• THE INPUT
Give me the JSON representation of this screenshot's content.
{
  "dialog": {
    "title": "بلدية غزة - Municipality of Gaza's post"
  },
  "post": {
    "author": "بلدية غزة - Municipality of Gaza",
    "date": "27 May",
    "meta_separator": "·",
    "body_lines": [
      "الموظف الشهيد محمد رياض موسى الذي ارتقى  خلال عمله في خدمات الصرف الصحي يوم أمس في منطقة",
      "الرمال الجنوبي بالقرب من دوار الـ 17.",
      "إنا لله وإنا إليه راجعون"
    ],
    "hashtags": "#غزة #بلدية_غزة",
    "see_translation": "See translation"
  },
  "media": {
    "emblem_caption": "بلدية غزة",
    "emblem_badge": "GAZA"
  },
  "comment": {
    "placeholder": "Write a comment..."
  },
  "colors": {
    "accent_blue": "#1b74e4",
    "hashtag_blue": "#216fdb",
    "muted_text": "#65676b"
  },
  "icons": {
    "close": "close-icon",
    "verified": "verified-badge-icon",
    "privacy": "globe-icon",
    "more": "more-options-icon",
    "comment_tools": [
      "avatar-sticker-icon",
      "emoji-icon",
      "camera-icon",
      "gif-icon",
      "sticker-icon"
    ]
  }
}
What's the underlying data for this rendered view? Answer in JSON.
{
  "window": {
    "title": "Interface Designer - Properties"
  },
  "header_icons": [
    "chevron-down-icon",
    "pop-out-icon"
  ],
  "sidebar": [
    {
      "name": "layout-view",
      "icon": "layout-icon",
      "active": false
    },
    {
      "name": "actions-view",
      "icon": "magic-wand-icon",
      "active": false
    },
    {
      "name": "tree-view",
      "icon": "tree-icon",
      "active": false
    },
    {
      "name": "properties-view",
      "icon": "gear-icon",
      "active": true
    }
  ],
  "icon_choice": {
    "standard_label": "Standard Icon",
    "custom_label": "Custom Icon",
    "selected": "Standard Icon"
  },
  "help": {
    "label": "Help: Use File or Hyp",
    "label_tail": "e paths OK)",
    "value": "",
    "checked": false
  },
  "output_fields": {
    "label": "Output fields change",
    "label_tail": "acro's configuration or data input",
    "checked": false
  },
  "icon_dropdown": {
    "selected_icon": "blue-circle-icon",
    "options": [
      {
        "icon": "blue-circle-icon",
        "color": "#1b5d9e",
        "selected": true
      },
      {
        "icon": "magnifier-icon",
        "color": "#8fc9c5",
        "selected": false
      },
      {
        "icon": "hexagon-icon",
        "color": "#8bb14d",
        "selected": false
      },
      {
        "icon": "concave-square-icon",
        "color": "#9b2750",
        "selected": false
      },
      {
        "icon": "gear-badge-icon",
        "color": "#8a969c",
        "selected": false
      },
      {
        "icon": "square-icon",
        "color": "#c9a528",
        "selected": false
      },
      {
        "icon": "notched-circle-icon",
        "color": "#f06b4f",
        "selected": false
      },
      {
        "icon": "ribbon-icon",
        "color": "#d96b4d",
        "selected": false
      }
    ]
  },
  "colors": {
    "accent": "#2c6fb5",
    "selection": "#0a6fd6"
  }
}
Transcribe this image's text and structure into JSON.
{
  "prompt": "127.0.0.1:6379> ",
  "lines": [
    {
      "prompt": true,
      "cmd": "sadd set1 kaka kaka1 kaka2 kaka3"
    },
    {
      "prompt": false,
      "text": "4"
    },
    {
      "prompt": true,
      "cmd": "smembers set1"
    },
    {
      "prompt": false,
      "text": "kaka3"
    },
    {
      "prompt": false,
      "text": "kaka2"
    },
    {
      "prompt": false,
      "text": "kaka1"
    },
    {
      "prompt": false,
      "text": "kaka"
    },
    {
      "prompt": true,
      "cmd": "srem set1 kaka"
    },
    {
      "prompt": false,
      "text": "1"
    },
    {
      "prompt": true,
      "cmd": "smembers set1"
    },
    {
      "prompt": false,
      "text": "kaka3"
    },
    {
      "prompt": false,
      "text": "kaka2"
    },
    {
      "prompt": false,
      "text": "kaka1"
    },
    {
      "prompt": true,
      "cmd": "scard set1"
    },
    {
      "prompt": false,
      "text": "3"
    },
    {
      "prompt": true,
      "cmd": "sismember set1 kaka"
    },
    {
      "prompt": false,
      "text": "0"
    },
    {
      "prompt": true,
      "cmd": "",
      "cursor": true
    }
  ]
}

==

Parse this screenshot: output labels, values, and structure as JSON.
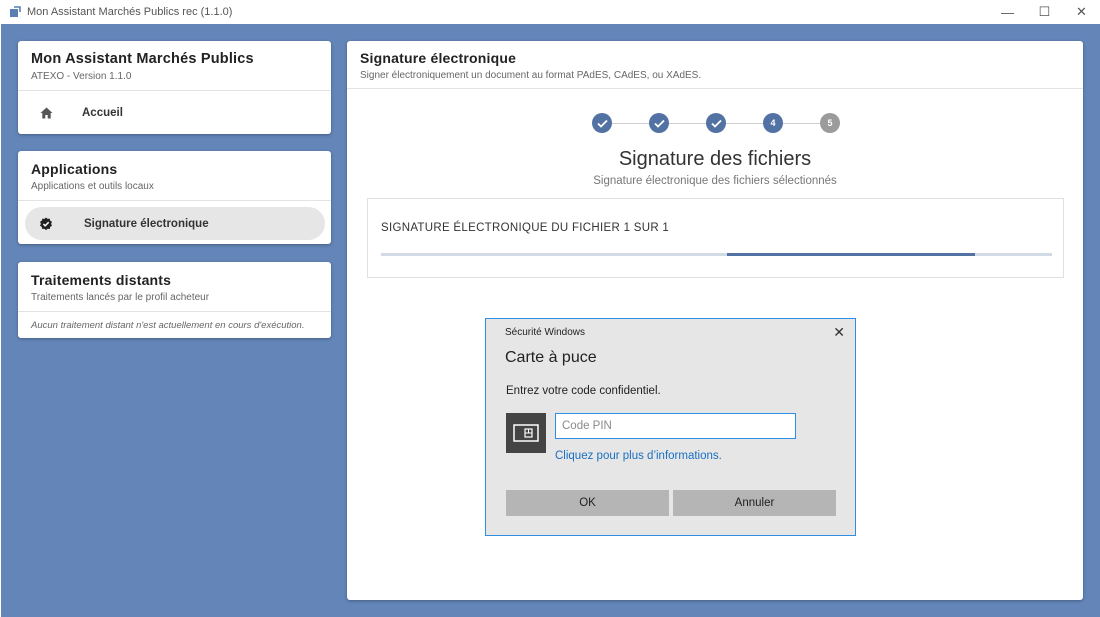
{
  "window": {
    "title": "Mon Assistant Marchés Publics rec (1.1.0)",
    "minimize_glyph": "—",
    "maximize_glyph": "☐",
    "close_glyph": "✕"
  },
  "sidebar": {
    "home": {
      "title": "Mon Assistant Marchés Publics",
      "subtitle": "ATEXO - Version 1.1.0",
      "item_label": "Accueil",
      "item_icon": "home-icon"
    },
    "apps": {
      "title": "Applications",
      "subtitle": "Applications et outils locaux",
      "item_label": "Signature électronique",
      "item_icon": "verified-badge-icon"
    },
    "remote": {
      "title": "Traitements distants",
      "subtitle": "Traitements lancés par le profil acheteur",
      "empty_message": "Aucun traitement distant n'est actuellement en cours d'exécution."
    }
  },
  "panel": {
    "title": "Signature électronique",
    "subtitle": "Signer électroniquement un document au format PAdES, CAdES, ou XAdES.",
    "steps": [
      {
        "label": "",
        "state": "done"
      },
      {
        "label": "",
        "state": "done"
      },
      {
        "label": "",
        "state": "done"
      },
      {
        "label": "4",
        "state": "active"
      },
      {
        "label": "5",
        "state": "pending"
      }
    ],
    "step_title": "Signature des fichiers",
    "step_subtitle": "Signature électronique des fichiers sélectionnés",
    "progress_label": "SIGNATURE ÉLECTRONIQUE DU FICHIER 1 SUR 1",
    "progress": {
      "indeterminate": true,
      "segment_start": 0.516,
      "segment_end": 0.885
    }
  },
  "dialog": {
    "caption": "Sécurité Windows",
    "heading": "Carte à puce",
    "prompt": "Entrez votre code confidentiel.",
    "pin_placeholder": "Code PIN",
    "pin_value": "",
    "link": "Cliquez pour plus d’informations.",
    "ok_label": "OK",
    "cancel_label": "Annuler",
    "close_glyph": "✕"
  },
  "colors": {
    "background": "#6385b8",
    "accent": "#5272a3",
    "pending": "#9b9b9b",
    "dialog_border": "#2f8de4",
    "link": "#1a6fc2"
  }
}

...

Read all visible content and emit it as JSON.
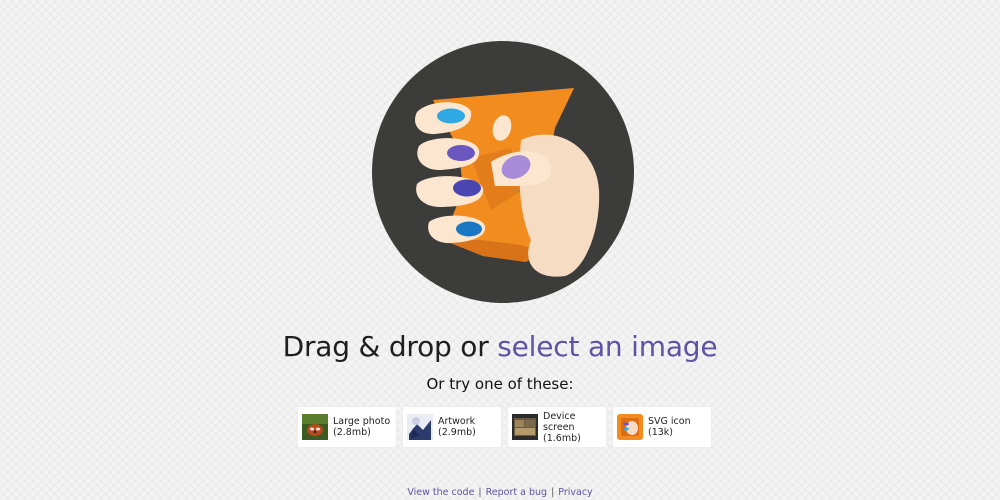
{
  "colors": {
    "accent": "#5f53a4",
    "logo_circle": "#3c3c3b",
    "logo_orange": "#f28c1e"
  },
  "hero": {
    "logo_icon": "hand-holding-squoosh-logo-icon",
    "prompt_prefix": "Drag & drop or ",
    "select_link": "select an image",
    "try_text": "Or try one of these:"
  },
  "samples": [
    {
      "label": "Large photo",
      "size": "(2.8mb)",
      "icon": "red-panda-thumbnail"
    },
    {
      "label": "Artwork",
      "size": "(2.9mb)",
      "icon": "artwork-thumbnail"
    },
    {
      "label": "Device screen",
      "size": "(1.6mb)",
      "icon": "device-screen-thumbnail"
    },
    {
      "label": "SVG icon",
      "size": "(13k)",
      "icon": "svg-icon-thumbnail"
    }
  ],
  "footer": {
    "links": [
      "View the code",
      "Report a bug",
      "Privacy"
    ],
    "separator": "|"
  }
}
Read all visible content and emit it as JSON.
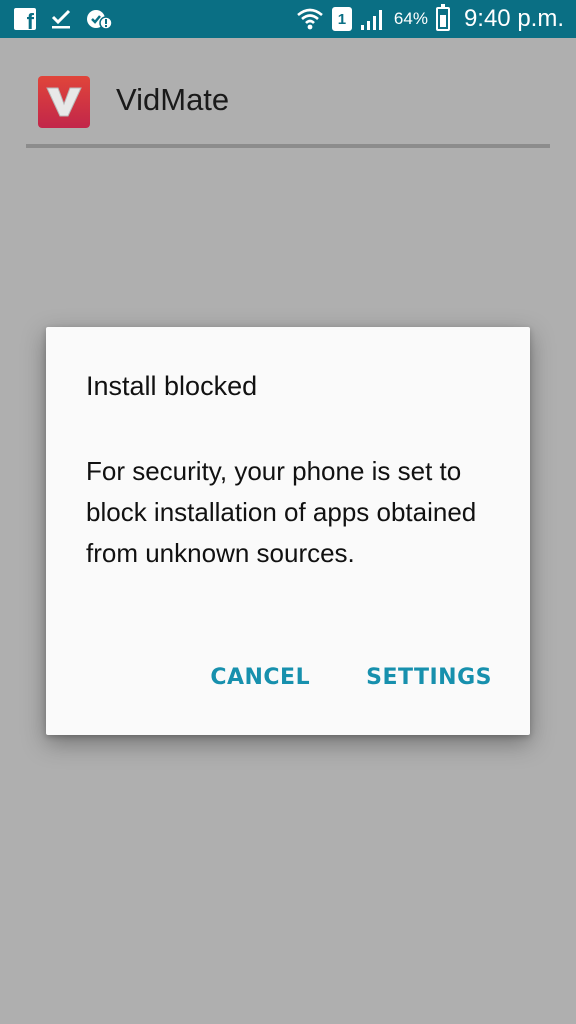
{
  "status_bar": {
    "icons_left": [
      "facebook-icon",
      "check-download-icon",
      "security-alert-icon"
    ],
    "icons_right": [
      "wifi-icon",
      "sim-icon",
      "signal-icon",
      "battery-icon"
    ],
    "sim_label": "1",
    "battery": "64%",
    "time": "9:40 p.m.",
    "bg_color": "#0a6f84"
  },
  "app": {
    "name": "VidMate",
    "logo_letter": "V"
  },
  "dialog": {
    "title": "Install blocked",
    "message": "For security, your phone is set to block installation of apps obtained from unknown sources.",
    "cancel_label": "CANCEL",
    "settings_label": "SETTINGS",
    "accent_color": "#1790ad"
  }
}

• REQUIRED WORK
Return each line of the data that contains the string "Assistant".

• WRITTEN REPLY
    "title": "Mon Assistant Marchés Publics rec (1.1.0)",
      "title": "Mon Assistant Marchés Publics",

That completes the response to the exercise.